Stored data
********************

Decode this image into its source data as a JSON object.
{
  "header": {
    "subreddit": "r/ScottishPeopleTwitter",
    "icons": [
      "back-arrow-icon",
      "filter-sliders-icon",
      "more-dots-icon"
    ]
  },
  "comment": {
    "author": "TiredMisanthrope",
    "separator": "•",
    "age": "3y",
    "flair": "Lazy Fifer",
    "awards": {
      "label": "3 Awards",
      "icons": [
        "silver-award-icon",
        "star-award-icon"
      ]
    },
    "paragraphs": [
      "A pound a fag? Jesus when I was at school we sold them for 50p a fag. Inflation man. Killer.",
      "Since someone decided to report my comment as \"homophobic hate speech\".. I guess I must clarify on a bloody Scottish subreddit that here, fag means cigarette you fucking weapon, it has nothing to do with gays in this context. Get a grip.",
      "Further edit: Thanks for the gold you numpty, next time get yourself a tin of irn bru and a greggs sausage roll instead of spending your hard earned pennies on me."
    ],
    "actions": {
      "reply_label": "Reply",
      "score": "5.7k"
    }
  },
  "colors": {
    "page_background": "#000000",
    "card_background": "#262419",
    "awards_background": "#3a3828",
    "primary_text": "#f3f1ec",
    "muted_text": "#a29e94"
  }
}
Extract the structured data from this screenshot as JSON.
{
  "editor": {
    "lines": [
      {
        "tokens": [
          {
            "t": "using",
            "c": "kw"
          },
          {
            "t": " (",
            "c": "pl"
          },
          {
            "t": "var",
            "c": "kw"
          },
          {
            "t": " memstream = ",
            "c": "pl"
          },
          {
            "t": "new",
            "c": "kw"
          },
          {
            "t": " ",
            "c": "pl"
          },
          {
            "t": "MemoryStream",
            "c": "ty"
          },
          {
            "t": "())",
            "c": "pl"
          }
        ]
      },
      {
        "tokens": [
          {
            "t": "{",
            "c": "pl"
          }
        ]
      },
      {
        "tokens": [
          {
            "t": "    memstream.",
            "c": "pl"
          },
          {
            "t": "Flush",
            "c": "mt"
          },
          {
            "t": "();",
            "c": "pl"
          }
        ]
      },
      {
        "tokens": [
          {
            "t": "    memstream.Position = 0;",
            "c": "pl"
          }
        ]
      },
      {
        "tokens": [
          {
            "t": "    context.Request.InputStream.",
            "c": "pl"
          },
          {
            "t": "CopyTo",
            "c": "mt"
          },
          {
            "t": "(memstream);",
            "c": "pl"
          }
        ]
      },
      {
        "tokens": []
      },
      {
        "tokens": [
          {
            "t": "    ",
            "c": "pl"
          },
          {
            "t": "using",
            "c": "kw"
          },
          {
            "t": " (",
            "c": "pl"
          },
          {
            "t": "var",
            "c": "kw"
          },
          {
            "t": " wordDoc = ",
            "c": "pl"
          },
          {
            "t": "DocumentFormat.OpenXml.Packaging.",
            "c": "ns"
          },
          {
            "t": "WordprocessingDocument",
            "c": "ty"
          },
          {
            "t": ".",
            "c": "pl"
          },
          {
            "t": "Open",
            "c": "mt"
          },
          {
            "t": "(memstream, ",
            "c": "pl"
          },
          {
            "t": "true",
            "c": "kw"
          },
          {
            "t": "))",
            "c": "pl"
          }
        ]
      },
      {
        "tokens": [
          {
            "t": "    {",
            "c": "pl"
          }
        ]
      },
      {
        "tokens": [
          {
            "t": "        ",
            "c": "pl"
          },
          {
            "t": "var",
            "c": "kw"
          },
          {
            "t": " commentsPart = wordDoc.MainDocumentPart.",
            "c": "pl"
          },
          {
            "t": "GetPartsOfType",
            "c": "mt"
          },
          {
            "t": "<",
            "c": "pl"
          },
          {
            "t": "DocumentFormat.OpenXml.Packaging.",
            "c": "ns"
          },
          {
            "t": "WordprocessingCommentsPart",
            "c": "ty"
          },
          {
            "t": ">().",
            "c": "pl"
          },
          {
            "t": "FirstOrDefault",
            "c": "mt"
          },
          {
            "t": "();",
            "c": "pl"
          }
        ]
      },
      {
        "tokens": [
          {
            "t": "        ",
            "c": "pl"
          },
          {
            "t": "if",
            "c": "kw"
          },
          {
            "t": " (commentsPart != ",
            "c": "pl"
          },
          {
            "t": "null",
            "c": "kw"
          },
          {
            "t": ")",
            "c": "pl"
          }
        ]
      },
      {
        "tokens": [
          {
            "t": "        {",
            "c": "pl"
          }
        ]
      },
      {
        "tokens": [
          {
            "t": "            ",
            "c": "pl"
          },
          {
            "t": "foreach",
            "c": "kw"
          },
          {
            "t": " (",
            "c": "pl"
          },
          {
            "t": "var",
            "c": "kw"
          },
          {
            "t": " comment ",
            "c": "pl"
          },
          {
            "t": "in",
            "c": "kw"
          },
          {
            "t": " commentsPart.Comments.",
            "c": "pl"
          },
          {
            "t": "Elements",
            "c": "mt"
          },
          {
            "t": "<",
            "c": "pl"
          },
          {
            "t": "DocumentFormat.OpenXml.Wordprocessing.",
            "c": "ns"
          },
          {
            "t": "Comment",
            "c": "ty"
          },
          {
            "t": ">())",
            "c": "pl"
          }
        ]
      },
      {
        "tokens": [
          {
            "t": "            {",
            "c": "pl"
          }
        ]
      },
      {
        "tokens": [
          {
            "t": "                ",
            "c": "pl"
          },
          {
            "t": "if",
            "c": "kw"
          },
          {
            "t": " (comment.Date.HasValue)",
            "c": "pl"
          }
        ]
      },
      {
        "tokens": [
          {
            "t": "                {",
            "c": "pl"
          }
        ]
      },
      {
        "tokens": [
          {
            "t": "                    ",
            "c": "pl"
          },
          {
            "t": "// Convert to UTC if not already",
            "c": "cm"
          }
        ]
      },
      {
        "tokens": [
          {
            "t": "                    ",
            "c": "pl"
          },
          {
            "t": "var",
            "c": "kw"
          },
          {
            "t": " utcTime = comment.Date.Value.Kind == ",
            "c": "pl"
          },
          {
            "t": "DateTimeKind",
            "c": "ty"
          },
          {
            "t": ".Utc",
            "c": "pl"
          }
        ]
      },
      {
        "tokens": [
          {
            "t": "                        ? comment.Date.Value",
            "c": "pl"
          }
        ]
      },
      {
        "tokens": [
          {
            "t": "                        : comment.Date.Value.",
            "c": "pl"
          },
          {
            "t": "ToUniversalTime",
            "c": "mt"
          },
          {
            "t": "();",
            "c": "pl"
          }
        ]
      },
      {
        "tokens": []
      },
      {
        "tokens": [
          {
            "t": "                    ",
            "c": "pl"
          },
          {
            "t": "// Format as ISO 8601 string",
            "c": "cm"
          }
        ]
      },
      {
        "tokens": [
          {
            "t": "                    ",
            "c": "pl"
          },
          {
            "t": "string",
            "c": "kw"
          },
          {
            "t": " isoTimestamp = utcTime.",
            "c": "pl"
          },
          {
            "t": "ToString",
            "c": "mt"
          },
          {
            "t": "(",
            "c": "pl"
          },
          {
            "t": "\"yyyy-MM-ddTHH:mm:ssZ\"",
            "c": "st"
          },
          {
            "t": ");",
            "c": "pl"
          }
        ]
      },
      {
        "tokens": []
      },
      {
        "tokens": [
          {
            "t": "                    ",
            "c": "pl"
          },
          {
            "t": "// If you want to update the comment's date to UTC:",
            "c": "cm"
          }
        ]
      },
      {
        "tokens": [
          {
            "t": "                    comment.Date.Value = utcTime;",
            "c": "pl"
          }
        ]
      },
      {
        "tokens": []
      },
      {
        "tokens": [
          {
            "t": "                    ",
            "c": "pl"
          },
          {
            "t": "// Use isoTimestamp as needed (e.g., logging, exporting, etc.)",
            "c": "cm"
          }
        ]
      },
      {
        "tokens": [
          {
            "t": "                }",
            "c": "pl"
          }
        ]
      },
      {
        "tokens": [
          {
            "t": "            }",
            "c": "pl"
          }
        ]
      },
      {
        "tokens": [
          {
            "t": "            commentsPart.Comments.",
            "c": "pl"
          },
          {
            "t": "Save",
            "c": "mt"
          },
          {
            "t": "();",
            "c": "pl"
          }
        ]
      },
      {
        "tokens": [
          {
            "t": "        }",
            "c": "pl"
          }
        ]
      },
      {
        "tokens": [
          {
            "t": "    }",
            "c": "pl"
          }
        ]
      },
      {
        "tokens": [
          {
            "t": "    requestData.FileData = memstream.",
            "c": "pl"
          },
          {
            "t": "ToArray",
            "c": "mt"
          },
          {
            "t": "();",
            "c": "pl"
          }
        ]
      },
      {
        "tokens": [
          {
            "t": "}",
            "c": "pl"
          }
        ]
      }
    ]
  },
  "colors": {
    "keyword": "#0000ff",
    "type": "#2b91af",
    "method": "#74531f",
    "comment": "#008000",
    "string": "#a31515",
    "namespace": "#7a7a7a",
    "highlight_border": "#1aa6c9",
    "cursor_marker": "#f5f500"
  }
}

********************

**TASK TO COMPLETE:** Report only a number: how many lines in the material above contain the string "utcTime".

**RESULT OF THE TASK:** 3